- _Source data_:
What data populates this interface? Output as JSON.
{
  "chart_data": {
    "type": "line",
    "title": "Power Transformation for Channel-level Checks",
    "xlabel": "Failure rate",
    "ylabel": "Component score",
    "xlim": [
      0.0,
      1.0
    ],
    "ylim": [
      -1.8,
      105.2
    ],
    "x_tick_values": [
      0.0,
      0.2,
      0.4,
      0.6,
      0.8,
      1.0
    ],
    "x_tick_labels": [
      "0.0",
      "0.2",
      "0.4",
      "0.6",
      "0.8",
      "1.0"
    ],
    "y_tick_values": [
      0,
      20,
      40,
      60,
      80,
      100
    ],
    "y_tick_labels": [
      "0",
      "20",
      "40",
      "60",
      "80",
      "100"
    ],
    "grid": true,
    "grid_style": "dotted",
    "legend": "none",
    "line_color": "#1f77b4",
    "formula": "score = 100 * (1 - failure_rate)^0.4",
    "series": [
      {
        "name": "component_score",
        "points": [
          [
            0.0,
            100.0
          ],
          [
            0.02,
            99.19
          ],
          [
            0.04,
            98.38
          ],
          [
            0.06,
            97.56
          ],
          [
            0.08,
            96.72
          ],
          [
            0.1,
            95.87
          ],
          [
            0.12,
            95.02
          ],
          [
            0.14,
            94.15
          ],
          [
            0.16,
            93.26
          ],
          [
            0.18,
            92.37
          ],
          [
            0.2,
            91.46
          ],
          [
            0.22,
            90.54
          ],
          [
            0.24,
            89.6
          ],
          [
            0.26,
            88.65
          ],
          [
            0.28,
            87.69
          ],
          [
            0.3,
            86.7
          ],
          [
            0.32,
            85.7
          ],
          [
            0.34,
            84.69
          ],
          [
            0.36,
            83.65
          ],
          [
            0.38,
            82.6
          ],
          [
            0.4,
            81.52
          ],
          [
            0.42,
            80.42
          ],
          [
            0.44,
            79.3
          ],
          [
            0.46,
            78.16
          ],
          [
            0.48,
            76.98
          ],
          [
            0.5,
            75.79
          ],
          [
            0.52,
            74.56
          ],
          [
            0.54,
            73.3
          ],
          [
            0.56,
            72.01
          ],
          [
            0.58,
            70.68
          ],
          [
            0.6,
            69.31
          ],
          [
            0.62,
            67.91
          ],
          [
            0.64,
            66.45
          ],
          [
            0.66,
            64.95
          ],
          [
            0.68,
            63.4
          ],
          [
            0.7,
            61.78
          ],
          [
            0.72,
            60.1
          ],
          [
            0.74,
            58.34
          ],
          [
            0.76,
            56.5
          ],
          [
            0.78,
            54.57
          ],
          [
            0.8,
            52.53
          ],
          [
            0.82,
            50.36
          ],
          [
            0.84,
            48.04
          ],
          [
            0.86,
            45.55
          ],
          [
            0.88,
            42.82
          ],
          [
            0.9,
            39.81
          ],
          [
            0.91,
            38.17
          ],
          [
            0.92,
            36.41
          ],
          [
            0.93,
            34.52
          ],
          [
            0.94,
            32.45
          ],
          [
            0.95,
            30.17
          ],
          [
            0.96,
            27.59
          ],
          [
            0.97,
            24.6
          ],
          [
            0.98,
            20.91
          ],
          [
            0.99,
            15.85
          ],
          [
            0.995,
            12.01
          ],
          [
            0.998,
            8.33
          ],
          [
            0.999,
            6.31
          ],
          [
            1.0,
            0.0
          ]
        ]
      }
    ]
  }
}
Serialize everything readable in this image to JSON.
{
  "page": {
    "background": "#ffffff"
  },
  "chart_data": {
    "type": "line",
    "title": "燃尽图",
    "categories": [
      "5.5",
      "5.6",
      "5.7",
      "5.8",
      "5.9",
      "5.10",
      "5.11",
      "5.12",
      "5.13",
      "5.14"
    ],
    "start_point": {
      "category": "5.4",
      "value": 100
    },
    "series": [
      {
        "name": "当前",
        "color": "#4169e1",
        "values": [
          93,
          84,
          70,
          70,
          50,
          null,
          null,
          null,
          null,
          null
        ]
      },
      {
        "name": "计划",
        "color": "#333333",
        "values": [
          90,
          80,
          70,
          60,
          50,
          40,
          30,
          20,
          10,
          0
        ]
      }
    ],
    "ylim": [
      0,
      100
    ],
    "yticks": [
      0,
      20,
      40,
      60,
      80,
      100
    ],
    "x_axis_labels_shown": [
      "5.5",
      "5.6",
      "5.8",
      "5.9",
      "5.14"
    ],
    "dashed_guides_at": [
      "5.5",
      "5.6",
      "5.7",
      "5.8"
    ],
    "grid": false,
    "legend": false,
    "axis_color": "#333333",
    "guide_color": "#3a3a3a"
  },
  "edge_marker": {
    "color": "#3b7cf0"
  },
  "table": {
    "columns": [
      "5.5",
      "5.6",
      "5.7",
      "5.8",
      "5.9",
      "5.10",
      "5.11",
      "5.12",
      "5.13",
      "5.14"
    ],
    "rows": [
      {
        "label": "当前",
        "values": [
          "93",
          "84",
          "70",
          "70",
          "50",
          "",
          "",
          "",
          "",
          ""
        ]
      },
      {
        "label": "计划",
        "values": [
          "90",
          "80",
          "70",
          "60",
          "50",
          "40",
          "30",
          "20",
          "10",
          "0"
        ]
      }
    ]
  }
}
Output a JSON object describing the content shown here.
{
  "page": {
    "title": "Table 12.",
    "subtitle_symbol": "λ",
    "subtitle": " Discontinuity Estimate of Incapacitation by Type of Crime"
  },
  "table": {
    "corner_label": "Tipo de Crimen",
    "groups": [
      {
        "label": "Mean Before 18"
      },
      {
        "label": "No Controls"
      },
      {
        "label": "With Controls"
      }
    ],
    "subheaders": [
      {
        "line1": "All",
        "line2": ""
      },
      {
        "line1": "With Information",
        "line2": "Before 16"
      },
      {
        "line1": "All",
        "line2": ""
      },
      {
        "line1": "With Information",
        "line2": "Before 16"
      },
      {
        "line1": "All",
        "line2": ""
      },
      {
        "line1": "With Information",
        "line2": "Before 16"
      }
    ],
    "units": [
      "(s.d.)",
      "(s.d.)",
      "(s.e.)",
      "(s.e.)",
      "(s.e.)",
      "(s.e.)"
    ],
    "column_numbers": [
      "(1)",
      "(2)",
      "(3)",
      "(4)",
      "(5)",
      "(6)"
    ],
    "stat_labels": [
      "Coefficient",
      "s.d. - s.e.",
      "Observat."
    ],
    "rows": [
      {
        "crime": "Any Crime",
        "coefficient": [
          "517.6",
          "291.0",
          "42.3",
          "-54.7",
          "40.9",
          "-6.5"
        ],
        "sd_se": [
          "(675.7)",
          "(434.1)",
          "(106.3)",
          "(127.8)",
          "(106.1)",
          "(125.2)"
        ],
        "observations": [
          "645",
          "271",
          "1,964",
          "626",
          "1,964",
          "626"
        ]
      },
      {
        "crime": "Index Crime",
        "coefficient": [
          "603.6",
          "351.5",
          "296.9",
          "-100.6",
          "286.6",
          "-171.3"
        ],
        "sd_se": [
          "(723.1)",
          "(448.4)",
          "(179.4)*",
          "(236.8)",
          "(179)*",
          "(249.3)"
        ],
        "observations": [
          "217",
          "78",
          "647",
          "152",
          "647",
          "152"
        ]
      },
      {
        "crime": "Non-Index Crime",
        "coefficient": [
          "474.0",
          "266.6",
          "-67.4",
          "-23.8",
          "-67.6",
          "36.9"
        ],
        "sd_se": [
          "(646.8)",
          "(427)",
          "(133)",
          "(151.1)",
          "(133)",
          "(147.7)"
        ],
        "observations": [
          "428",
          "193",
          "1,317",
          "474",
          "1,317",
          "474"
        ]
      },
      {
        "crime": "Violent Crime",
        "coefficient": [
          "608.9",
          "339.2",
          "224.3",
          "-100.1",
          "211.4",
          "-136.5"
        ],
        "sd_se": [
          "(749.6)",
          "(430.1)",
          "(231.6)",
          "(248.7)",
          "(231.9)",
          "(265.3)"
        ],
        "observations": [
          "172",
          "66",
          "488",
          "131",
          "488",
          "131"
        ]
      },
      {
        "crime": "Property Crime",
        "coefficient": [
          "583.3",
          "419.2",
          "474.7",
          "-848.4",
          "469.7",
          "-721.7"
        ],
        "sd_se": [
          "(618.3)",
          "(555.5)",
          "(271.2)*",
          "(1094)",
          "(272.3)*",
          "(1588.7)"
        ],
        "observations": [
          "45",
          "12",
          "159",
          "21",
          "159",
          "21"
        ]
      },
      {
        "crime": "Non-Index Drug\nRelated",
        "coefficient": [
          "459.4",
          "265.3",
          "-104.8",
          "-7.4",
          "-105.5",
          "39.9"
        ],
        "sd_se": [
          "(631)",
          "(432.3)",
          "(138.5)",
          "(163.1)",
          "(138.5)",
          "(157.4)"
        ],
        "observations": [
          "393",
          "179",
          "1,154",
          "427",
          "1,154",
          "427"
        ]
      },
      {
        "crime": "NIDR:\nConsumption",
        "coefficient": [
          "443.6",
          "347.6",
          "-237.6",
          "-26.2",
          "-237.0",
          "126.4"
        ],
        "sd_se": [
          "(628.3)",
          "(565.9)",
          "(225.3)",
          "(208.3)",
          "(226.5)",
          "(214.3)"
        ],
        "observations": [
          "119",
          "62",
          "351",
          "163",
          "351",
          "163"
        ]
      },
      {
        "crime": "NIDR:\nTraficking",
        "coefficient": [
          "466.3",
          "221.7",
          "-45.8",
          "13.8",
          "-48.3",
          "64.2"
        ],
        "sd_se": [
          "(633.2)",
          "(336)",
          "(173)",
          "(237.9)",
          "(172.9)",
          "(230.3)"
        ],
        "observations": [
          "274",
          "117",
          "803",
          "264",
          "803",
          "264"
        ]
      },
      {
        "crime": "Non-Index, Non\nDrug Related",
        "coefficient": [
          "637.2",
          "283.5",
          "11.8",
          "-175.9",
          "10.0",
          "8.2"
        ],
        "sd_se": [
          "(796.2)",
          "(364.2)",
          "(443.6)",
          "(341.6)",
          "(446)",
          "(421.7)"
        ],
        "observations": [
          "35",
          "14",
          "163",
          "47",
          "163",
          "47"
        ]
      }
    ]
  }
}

- _Given exercise_:
Which lines above contain "JSON"? Show each of them.

- _Right answer_:
What data populates this interface? Output as JSON.
Serialize everything readable in this image to JSON.
Output a JSON object describing the content shown here.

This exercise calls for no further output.